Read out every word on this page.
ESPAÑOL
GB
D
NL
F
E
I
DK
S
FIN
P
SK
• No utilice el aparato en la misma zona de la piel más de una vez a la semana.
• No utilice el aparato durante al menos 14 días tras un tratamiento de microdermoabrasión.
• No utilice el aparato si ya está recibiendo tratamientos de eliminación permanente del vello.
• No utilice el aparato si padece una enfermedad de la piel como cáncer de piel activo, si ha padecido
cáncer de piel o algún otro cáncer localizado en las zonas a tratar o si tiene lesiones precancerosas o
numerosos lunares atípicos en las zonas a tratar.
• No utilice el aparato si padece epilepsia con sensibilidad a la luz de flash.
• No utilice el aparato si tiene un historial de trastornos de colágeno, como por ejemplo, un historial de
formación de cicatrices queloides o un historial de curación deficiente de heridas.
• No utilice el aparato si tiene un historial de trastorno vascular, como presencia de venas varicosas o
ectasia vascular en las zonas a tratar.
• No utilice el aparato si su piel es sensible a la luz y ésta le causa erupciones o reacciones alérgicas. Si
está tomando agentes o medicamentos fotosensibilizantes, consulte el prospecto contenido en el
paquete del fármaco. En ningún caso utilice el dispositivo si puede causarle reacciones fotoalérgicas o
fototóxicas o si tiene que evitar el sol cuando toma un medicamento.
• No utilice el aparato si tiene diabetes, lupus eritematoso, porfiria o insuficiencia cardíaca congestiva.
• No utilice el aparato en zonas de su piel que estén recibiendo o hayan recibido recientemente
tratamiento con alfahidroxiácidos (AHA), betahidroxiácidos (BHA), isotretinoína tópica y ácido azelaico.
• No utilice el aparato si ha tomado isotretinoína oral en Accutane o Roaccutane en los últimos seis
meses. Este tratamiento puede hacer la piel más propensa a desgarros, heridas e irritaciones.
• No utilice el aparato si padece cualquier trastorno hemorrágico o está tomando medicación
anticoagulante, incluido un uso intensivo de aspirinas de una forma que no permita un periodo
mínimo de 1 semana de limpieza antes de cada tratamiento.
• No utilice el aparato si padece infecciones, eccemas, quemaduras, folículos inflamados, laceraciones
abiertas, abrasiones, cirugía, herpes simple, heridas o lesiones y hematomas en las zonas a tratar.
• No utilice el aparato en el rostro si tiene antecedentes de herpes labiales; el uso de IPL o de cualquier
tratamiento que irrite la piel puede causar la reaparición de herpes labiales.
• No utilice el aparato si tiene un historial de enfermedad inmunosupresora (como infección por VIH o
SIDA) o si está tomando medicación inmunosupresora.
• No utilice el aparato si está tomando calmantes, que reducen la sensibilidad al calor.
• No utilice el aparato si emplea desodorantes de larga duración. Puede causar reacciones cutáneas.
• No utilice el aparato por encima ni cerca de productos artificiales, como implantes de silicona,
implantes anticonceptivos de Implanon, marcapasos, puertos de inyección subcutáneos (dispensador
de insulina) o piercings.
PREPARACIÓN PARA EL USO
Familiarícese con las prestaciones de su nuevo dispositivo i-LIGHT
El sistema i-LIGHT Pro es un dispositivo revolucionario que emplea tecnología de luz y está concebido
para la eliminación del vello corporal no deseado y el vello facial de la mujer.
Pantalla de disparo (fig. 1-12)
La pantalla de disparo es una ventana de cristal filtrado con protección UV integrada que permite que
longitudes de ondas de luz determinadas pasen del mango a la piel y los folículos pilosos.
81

________________________

:: Task ::
Send back all of the entries exactly, with nothing missing.

:: Result of the exercise ::
Read out every word on this page.
ESPAÑOL
GB
D
NL
F
E
I
DK
S
FIN
P
SK
• No utilice el aparato en la misma zona de la piel más de una vez a la semana.
• No utilice el aparato durante al menos 14 días tras un tratamiento de microdermoabrasión.
• No utilice el aparato si ya está recibiendo tratamientos de eliminación permanente del vello.
• No utilice el aparato si padece una enfermedad de la piel como cáncer de piel activo, si ha padecido
cáncer de piel o algún otro cáncer localizado en las zonas a tratar o si tiene lesiones precancerosas o
numerosos lunares atípicos en las zonas a tratar.
• No utilice el aparato si padece epilepsia con sensibilidad a la luz de flash.
• No utilice el aparato si tiene un historial de trastornos de colágeno, como por ejemplo, un historial de
formación de cicatrices queloides o un historial de curación deficiente de heridas.
• No utilice el aparato si tiene un historial de trastorno vascular, como presencia de venas varicosas o
ectasia vascular en las zonas a tratar.
• No utilice el aparato si su piel es sensible a la luz y ésta le causa erupciones o reacciones alérgicas. Si
está tomando agentes o medicamentos fotosensibilizantes, consulte el prospecto contenido en el
paquete del fármaco. En ningún caso utilice el dispositivo si puede causarle reacciones fotoalérgicas o
fototóxicas o si tiene que evitar el sol cuando toma un medicamento.
• No utilice el aparato si tiene diabetes, lupus eritematoso, porfiria o insuficiencia cardíaca congestiva.
• No utilice el aparato en zonas de su piel que estén recibiendo o hayan recibido recientemente
tratamiento con alfahidroxiácidos (AHA), betahidroxiácidos (BHA), isotretinoína tópica y ácido azelaico.
• No utilice el aparato si ha tomado isotretinoína oral en Accutane o Roaccutane en los últimos seis
meses. Este tratamiento puede hacer la piel más propensa a desgarros, heridas e irritaciones.
• No utilice el aparato si padece cualquier trastorno hemorrágico o está tomando medicación
anticoagulante, incluido un uso intensivo de aspirinas de una forma que no permita un periodo
mínimo de 1 semana de limpieza antes de cada tratamiento.
• No utilice el aparato si padece infecciones, eccemas, quemaduras, folículos inflamados, laceraciones
abiertas, abrasiones, cirugía, herpes simple, heridas o lesiones y hematomas en las zonas a tratar.
• No utilice el aparato en el rostro si tiene antecedentes de herpes labiales; el uso de IPL o de cualquier
tratamiento que irrite la piel puede causar la reaparición de herpes labiales.
• No utilice el aparato si tiene un historial de enfermedad inmunosupresora (como infección por VIH o
SIDA) o si está tomando medicación inmunosupresora.
• No utilice el aparato si está tomando calmantes, que reducen la sensibilidad al calor.
• No utilice el aparato si emplea desodorantes de larga duración. Puede causar reacciones cutáneas.
• No utilice el aparato por encima ni cerca de productos artificiales, como implantes de silicona,
implantes anticonceptivos de Implanon, marcapasos, puertos de inyección subcutáneos (dispensador
de insulina) o piercings.
PREPARACIÓN PARA EL USO
Familiarícese con las prestaciones de su nuevo dispositivo i-LIGHT
El sistema i-LIGHT Pro es un dispositivo revolucionario que emplea tecnología de luz y está concebido
para la eliminación del vello corporal no deseado y el vello facial de la mujer.
Pantalla de disparo (fig. 1-12)
La pantalla de disparo es una ventana de cristal filtrado con protección UV integrada que permite que
longitudes de ondas de luz determinadas pasen del mango a la piel y los folículos pilosos.
81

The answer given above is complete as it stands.